* start Available records *

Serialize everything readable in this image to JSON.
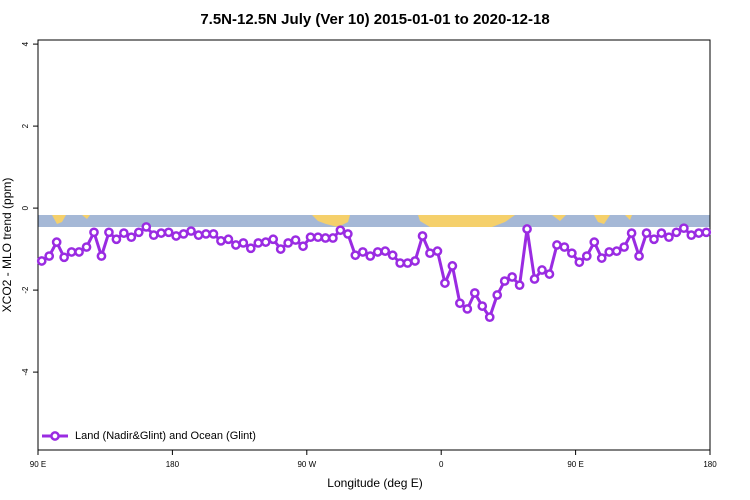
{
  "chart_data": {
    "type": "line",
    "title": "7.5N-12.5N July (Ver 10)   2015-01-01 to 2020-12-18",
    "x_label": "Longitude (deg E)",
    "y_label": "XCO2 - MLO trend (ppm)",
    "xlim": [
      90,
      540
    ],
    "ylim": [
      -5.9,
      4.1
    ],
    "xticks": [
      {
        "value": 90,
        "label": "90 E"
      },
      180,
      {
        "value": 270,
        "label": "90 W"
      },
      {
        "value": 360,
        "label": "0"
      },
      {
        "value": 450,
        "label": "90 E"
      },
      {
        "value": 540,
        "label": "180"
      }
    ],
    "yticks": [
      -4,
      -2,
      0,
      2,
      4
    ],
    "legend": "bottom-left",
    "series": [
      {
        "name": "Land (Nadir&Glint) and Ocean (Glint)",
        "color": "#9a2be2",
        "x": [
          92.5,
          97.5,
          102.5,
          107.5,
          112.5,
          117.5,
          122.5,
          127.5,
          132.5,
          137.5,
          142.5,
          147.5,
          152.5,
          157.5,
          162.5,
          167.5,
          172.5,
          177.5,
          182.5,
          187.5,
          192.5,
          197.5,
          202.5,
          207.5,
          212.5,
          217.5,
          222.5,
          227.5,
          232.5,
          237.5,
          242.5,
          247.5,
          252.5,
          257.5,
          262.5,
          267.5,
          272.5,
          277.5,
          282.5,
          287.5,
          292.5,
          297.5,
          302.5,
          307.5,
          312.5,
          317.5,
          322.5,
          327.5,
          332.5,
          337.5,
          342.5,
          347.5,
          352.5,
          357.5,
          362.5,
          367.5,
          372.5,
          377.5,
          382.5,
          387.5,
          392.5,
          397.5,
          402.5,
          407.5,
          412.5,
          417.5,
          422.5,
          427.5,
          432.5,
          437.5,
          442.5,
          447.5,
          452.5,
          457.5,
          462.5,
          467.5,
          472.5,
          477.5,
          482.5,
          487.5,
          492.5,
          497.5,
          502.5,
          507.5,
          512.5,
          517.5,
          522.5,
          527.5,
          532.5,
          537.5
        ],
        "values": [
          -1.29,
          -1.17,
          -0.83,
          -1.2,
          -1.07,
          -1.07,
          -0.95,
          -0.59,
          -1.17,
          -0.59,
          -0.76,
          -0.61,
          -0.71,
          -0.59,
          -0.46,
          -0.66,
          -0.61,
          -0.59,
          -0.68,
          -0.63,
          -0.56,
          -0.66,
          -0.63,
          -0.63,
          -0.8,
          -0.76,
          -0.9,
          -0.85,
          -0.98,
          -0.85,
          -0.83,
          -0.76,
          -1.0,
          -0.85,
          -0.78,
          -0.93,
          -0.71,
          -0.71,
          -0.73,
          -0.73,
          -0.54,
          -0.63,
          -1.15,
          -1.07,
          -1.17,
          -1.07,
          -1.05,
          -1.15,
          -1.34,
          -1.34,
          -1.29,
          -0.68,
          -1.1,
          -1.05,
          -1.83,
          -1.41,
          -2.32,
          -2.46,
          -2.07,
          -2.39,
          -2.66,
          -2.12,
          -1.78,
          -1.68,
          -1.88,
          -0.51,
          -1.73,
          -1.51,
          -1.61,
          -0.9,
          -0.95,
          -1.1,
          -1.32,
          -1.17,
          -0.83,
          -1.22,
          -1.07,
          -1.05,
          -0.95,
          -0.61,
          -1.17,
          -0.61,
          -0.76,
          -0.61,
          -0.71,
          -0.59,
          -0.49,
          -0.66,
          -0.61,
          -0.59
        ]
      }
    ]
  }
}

* end Available records *
* start Available records *

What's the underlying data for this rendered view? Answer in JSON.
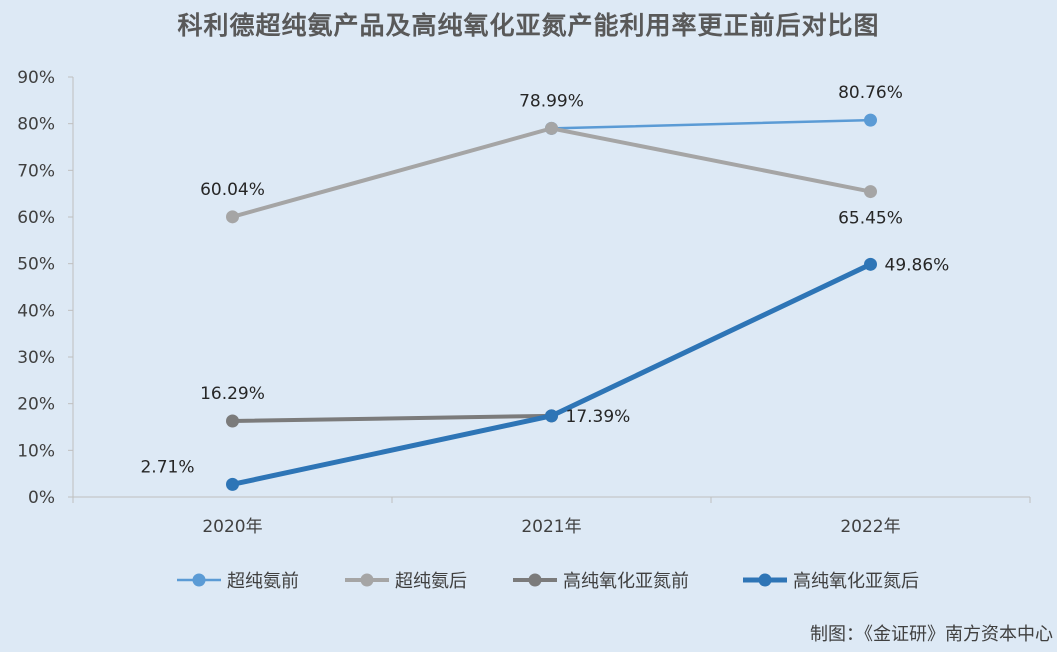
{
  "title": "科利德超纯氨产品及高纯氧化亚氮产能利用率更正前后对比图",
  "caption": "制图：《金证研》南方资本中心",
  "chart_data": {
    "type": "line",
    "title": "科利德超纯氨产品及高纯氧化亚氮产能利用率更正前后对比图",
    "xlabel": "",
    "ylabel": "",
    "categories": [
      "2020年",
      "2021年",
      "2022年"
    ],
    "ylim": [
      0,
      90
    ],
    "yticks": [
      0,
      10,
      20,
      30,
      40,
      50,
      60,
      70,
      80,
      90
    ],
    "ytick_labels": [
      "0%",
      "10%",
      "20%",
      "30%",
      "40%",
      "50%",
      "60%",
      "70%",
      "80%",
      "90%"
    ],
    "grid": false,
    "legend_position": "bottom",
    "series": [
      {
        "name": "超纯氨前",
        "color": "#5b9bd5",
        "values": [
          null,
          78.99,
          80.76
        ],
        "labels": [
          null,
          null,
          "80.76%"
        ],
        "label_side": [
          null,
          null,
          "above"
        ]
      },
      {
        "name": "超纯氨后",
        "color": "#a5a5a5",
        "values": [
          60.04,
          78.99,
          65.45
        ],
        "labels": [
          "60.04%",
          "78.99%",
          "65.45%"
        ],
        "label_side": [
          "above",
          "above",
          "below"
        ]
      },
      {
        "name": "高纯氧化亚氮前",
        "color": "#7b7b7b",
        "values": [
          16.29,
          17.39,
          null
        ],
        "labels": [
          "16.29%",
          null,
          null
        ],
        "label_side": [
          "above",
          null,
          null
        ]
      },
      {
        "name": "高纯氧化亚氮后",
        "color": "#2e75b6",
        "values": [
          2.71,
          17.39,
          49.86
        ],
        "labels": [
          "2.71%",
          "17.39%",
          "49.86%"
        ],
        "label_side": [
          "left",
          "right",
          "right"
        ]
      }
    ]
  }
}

* end Available records *
* start Available records *

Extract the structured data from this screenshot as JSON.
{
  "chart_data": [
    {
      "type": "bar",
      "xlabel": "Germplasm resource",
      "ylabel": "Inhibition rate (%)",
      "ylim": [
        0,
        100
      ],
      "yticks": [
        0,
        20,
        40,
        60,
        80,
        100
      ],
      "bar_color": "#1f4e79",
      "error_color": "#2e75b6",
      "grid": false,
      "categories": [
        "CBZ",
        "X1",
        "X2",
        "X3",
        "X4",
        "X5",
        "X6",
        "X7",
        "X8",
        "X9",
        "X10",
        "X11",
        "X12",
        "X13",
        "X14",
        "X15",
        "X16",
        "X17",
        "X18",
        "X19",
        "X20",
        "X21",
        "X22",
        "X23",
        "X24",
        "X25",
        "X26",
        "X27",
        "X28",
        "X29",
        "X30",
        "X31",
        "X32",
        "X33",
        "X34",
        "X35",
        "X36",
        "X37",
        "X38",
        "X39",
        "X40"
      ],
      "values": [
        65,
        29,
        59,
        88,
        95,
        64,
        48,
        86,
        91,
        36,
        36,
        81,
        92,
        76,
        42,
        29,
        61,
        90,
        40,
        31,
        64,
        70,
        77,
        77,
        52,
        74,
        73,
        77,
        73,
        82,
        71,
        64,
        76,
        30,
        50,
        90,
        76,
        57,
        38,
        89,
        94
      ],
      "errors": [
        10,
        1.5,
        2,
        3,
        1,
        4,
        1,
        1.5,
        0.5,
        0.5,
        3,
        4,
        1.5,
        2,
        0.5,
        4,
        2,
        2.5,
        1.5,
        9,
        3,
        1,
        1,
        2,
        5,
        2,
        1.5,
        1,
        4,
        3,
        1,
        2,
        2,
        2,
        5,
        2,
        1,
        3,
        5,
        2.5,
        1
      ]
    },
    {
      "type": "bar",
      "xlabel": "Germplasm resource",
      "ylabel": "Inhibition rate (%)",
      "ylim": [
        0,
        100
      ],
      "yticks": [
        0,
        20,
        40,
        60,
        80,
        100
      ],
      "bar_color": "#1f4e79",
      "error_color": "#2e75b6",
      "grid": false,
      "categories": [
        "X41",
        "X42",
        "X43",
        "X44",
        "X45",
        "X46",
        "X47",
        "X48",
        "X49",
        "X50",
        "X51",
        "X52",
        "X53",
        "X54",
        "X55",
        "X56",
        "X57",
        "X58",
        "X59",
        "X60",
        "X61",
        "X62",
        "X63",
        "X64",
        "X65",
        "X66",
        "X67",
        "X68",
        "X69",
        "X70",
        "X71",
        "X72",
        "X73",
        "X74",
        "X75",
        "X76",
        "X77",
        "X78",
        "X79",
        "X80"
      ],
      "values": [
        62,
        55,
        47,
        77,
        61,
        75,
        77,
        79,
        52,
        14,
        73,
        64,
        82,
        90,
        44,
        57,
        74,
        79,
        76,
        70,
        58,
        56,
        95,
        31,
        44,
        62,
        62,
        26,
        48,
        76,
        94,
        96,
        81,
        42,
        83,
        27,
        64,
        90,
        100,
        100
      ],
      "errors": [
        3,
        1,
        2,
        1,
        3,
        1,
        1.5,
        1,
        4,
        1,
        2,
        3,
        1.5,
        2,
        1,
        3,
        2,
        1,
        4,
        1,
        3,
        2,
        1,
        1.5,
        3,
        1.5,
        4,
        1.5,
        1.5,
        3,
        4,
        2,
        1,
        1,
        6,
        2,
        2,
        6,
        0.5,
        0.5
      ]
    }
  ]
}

* end Available records *

▶ _Task to carry out_
Display every line of the listing that contains the string "name".

▶ _Output of the exercise_
        "name": "Land (Nadir&Glint) and Ocean (Glint)",
        "name": "超纯氨前",
        "name": "超纯氨后",
        "name": "高纯氧化亚氮前",
        "name": "高纯氧化亚氮后",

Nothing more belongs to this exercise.